WHAT TO WORK ON: Copy every entry exactly.

MATERIAL SHOWN:

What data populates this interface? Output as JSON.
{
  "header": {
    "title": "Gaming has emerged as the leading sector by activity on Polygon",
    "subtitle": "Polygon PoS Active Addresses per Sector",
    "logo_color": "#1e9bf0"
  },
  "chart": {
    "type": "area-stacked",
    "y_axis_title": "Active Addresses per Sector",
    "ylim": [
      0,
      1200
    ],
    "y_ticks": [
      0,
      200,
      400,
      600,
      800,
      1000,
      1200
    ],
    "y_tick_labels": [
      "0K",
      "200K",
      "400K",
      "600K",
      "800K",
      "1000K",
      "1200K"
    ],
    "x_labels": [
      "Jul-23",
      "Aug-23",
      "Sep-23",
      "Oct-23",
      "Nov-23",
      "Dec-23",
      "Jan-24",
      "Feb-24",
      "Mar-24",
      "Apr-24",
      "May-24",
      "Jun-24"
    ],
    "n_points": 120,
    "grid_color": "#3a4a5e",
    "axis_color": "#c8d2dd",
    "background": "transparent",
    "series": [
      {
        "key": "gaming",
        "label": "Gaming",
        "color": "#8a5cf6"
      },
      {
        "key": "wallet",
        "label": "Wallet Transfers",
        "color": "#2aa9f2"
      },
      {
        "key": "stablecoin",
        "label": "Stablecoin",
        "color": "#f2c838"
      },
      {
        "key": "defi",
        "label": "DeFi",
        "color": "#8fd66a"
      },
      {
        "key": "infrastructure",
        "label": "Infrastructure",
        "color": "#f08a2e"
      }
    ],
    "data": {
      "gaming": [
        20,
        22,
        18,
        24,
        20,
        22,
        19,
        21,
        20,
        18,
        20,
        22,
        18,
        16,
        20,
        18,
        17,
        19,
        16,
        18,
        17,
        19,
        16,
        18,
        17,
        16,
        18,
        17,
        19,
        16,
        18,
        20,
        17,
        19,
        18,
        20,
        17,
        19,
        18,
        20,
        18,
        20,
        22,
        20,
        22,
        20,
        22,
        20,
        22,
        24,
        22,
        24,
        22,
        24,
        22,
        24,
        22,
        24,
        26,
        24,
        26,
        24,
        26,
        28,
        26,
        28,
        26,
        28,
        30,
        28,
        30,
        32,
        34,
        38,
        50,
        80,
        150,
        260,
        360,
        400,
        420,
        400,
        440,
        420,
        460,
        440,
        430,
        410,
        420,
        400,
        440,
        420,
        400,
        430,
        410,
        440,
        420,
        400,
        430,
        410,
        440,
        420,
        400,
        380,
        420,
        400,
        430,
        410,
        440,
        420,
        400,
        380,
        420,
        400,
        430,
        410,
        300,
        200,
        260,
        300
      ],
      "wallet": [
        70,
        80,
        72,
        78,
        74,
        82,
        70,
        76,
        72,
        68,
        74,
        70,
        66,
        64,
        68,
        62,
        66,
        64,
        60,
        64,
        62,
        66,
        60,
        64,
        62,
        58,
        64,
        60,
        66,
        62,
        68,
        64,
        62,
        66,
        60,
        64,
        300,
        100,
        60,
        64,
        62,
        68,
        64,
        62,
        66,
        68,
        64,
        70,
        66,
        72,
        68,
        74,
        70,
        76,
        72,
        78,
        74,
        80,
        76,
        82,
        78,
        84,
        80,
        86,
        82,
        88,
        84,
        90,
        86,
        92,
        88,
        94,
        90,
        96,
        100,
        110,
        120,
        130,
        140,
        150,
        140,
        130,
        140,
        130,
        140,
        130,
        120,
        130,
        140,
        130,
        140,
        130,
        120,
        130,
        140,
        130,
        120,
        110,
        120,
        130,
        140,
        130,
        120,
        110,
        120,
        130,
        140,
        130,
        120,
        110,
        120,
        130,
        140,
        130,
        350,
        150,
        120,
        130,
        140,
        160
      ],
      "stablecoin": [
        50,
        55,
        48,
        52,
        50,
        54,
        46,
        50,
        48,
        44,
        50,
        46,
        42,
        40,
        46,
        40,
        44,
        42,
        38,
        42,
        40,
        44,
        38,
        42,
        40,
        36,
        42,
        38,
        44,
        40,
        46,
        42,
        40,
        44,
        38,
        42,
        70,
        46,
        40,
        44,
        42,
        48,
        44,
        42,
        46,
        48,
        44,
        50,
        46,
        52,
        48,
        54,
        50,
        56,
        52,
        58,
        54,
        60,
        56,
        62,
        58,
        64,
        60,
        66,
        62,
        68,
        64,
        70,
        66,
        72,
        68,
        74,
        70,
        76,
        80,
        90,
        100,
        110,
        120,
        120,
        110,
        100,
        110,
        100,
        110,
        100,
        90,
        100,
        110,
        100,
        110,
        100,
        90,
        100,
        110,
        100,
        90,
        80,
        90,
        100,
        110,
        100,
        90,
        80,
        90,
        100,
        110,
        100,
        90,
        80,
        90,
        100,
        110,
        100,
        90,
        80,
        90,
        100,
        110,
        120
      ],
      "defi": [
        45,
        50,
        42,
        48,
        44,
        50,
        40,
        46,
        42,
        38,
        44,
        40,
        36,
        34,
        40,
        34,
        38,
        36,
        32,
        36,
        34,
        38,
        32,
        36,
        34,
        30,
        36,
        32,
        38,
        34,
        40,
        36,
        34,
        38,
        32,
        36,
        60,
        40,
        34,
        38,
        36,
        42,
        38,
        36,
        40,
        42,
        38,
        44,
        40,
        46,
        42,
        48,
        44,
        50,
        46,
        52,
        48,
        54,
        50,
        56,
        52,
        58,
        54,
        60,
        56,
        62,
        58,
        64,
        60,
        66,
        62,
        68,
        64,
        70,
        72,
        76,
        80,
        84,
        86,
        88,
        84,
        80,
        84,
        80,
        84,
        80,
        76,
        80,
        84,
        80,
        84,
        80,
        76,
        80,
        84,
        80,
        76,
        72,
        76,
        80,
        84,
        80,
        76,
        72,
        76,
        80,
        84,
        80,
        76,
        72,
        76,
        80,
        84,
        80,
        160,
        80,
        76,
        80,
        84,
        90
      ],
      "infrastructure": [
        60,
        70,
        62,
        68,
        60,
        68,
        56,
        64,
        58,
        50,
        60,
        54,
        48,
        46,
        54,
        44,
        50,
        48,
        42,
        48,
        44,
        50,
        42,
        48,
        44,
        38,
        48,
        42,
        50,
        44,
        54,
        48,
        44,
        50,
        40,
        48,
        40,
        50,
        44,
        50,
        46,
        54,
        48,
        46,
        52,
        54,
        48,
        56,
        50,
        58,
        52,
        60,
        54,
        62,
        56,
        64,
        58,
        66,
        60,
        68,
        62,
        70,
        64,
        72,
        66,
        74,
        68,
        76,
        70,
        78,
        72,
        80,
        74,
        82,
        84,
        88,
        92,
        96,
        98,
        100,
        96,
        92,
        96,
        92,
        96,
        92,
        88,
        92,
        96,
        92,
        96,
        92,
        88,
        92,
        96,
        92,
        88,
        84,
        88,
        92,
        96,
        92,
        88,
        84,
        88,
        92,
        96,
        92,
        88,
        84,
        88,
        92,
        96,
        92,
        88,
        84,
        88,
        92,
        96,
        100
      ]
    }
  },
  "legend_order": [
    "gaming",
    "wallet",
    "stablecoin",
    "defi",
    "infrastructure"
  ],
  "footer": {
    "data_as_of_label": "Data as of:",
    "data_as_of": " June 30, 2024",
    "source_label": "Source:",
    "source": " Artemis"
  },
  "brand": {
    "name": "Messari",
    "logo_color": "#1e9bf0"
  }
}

RESPONSE BELOW:
What data populates this interface? Output as JSON.
{
  "header": {
    "title": "Gaming has emerged as the leading sector by activity on Polygon",
    "subtitle": "Polygon PoS Active Addresses per Sector",
    "logo_color": "#1e9bf0"
  },
  "chart": {
    "type": "area-stacked",
    "y_axis_title": "Active Addresses per Sector",
    "ylim": [
      0,
      1200
    ],
    "y_ticks": [
      0,
      200,
      400,
      600,
      800,
      1000,
      1200
    ],
    "y_tick_labels": [
      "0K",
      "200K",
      "400K",
      "600K",
      "800K",
      "1000K",
      "1200K"
    ],
    "x_labels": [
      "Jul-23",
      "Aug-23",
      "Sep-23",
      "Oct-23",
      "Nov-23",
      "Dec-23",
      "Jan-24",
      "Feb-24",
      "Mar-24",
      "Apr-24",
      "May-24",
      "Jun-24"
    ],
    "n_points": 120,
    "grid_color": "#3a4a5e",
    "axis_color": "#c8d2dd",
    "background": "transparent",
    "series": [
      {
        "key": "gaming",
        "label": "Gaming",
        "color": "#8a5cf6"
      },
      {
        "key": "wallet",
        "label": "Wallet Transfers",
        "color": "#2aa9f2"
      },
      {
        "key": "stablecoin",
        "label": "Stablecoin",
        "color": "#f2c838"
      },
      {
        "key": "defi",
        "label": "DeFi",
        "color": "#8fd66a"
      },
      {
        "key": "infrastructure",
        "label": "Infrastructure",
        "color": "#f08a2e"
      }
    ],
    "data": {
      "gaming": [
        20,
        22,
        18,
        24,
        20,
        22,
        19,
        21,
        20,
        18,
        20,
        22,
        18,
        16,
        20,
        18,
        17,
        19,
        16,
        18,
        17,
        19,
        16,
        18,
        17,
        16,
        18,
        17,
        19,
        16,
        18,
        20,
        17,
        19,
        18,
        20,
        17,
        19,
        18,
        20,
        18,
        20,
        22,
        20,
        22,
        20,
        22,
        20,
        22,
        24,
        22,
        24,
        22,
        24,
        22,
        24,
        22,
        24,
        26,
        24,
        26,
        24,
        26,
        28,
        26,
        28,
        26,
        28,
        30,
        28,
        30,
        32,
        34,
        38,
        50,
        80,
        150,
        260,
        360,
        400,
        420,
        400,
        440,
        420,
        460,
        440,
        430,
        410,
        420,
        400,
        440,
        420,
        400,
        430,
        410,
        440,
        420,
        400,
        430,
        410,
        440,
        420,
        400,
        380,
        420,
        400,
        430,
        410,
        440,
        420,
        400,
        380,
        420,
        400,
        430,
        410,
        300,
        200,
        260,
        300
      ],
      "wallet": [
        70,
        80,
        72,
        78,
        74,
        82,
        70,
        76,
        72,
        68,
        74,
        70,
        66,
        64,
        68,
        62,
        66,
        64,
        60,
        64,
        62,
        66,
        60,
        64,
        62,
        58,
        64,
        60,
        66,
        62,
        68,
        64,
        62,
        66,
        60,
        64,
        300,
        100,
        60,
        64,
        62,
        68,
        64,
        62,
        66,
        68,
        64,
        70,
        66,
        72,
        68,
        74,
        70,
        76,
        72,
        78,
        74,
        80,
        76,
        82,
        78,
        84,
        80,
        86,
        82,
        88,
        84,
        90,
        86,
        92,
        88,
        94,
        90,
        96,
        100,
        110,
        120,
        130,
        140,
        150,
        140,
        130,
        140,
        130,
        140,
        130,
        120,
        130,
        140,
        130,
        140,
        130,
        120,
        130,
        140,
        130,
        120,
        110,
        120,
        130,
        140,
        130,
        120,
        110,
        120,
        130,
        140,
        130,
        120,
        110,
        120,
        130,
        140,
        130,
        350,
        150,
        120,
        130,
        140,
        160
      ],
      "stablecoin": [
        50,
        55,
        48,
        52,
        50,
        54,
        46,
        50,
        48,
        44,
        50,
        46,
        42,
        40,
        46,
        40,
        44,
        42,
        38,
        42,
        40,
        44,
        38,
        42,
        40,
        36,
        42,
        38,
        44,
        40,
        46,
        42,
        40,
        44,
        38,
        42,
        70,
        46,
        40,
        44,
        42,
        48,
        44,
        42,
        46,
        48,
        44,
        50,
        46,
        52,
        48,
        54,
        50,
        56,
        52,
        58,
        54,
        60,
        56,
        62,
        58,
        64,
        60,
        66,
        62,
        68,
        64,
        70,
        66,
        72,
        68,
        74,
        70,
        76,
        80,
        90,
        100,
        110,
        120,
        120,
        110,
        100,
        110,
        100,
        110,
        100,
        90,
        100,
        110,
        100,
        110,
        100,
        90,
        100,
        110,
        100,
        90,
        80,
        90,
        100,
        110,
        100,
        90,
        80,
        90,
        100,
        110,
        100,
        90,
        80,
        90,
        100,
        110,
        100,
        90,
        80,
        90,
        100,
        110,
        120
      ],
      "defi": [
        45,
        50,
        42,
        48,
        44,
        50,
        40,
        46,
        42,
        38,
        44,
        40,
        36,
        34,
        40,
        34,
        38,
        36,
        32,
        36,
        34,
        38,
        32,
        36,
        34,
        30,
        36,
        32,
        38,
        34,
        40,
        36,
        34,
        38,
        32,
        36,
        60,
        40,
        34,
        38,
        36,
        42,
        38,
        36,
        40,
        42,
        38,
        44,
        40,
        46,
        42,
        48,
        44,
        50,
        46,
        52,
        48,
        54,
        50,
        56,
        52,
        58,
        54,
        60,
        56,
        62,
        58,
        64,
        60,
        66,
        62,
        68,
        64,
        70,
        72,
        76,
        80,
        84,
        86,
        88,
        84,
        80,
        84,
        80,
        84,
        80,
        76,
        80,
        84,
        80,
        84,
        80,
        76,
        80,
        84,
        80,
        76,
        72,
        76,
        80,
        84,
        80,
        76,
        72,
        76,
        80,
        84,
        80,
        76,
        72,
        76,
        80,
        84,
        80,
        160,
        80,
        76,
        80,
        84,
        90
      ],
      "infrastructure": [
        60,
        70,
        62,
        68,
        60,
        68,
        56,
        64,
        58,
        50,
        60,
        54,
        48,
        46,
        54,
        44,
        50,
        48,
        42,
        48,
        44,
        50,
        42,
        48,
        44,
        38,
        48,
        42,
        50,
        44,
        54,
        48,
        44,
        50,
        40,
        48,
        40,
        50,
        44,
        50,
        46,
        54,
        48,
        46,
        52,
        54,
        48,
        56,
        50,
        58,
        52,
        60,
        54,
        62,
        56,
        64,
        58,
        66,
        60,
        68,
        62,
        70,
        64,
        72,
        66,
        74,
        68,
        76,
        70,
        78,
        72,
        80,
        74,
        82,
        84,
        88,
        92,
        96,
        98,
        100,
        96,
        92,
        96,
        92,
        96,
        92,
        88,
        92,
        96,
        92,
        96,
        92,
        88,
        92,
        96,
        92,
        88,
        84,
        88,
        92,
        96,
        92,
        88,
        84,
        88,
        92,
        96,
        92,
        88,
        84,
        88,
        92,
        96,
        92,
        88,
        84,
        88,
        92,
        96,
        100
      ]
    }
  },
  "legend_order": [
    "gaming",
    "wallet",
    "stablecoin",
    "defi",
    "infrastructure"
  ],
  "footer": {
    "data_as_of_label": "Data as of:",
    "data_as_of": " June 30, 2024",
    "source_label": "Source:",
    "source": " Artemis"
  },
  "brand": {
    "name": "Messari",
    "logo_color": "#1e9bf0"
  }
}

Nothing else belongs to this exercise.